Extracted data entries:
..........

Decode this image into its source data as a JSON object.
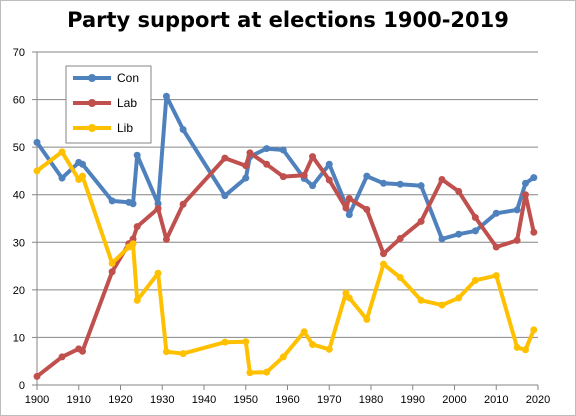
{
  "chart_data": {
    "type": "line",
    "title": "Party support at elections 1900-2019",
    "xlabel": "",
    "ylabel": "",
    "xlim": [
      1900,
      2020
    ],
    "ylim": [
      0,
      70
    ],
    "x_ticks": [
      1900,
      1910,
      1920,
      1930,
      1940,
      1950,
      1960,
      1970,
      1980,
      1990,
      2000,
      2010,
      2020
    ],
    "y_ticks": [
      0,
      10,
      20,
      30,
      40,
      50,
      60,
      70
    ],
    "grid": "horizontal",
    "legend_position": "top-left",
    "series": [
      {
        "name": "Con",
        "color": "#4F81BD",
        "x": [
          1900,
          1906,
          1910,
          1910.9,
          1918,
          1922,
          1923,
          1924,
          1929,
          1931,
          1935,
          1945,
          1950,
          1951,
          1955,
          1959,
          1964,
          1966,
          1970,
          1974,
          1974.8,
          1979,
          1983,
          1987,
          1992,
          1997,
          2001,
          2005,
          2010,
          2015,
          2017,
          2019
        ],
        "values": [
          51,
          43.5,
          46.8,
          46.4,
          38.7,
          38.4,
          38.1,
          48.3,
          38.1,
          60.7,
          53.7,
          39.8,
          43.5,
          48.0,
          49.7,
          49.4,
          43.4,
          41.9,
          46.4,
          37.9,
          35.8,
          43.9,
          42.4,
          42.2,
          41.9,
          30.7,
          31.7,
          32.4,
          36.1,
          36.8,
          42.4,
          43.6
        ]
      },
      {
        "name": "Lab",
        "color": "#C0504D",
        "x": [
          1900,
          1906,
          1910,
          1910.9,
          1918,
          1922,
          1923,
          1924,
          1929,
          1931,
          1935,
          1945,
          1950,
          1951,
          1955,
          1959,
          1964,
          1966,
          1970,
          1974,
          1974.8,
          1979,
          1983,
          1987,
          1992,
          1997,
          2001,
          2005,
          2010,
          2015,
          2017,
          2019
        ],
        "values": [
          1.8,
          5.9,
          7.6,
          7.1,
          23.8,
          29.7,
          30.7,
          33.3,
          37.1,
          30.6,
          38.0,
          47.7,
          46.1,
          48.8,
          46.4,
          43.8,
          44.1,
          48.0,
          43.1,
          37.2,
          39.2,
          36.9,
          27.6,
          30.8,
          34.4,
          43.2,
          40.7,
          35.2,
          29.0,
          30.4,
          40.0,
          32.1
        ]
      },
      {
        "name": "Lib",
        "color": "#FFC000",
        "x": [
          1900,
          1906,
          1910,
          1910.9,
          1918,
          1922,
          1923,
          1924,
          1929,
          1931,
          1935,
          1945,
          1950,
          1951,
          1955,
          1959,
          1964,
          1966,
          1970,
          1974,
          1974.8,
          1979,
          1983,
          1987,
          1992,
          1997,
          2001,
          2005,
          2010,
          2015,
          2017,
          2019
        ],
        "values": [
          45,
          49,
          43.2,
          43.9,
          25.6,
          29.0,
          29.7,
          17.8,
          23.5,
          7.0,
          6.6,
          9.0,
          9.1,
          2.6,
          2.7,
          5.9,
          11.2,
          8.5,
          7.5,
          19.3,
          18.3,
          13.8,
          25.4,
          22.6,
          17.8,
          16.8,
          18.3,
          22.0,
          23.0,
          7.9,
          7.4,
          11.6
        ]
      }
    ]
  }
}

..........

TASK DIRECTIONS:
From the entries above, extract every line where the word "color" appears.

SOLVED EXERCISE:
        "color": "#4F81BD",
        "color": "#C0504D",
        "color": "#FFC000",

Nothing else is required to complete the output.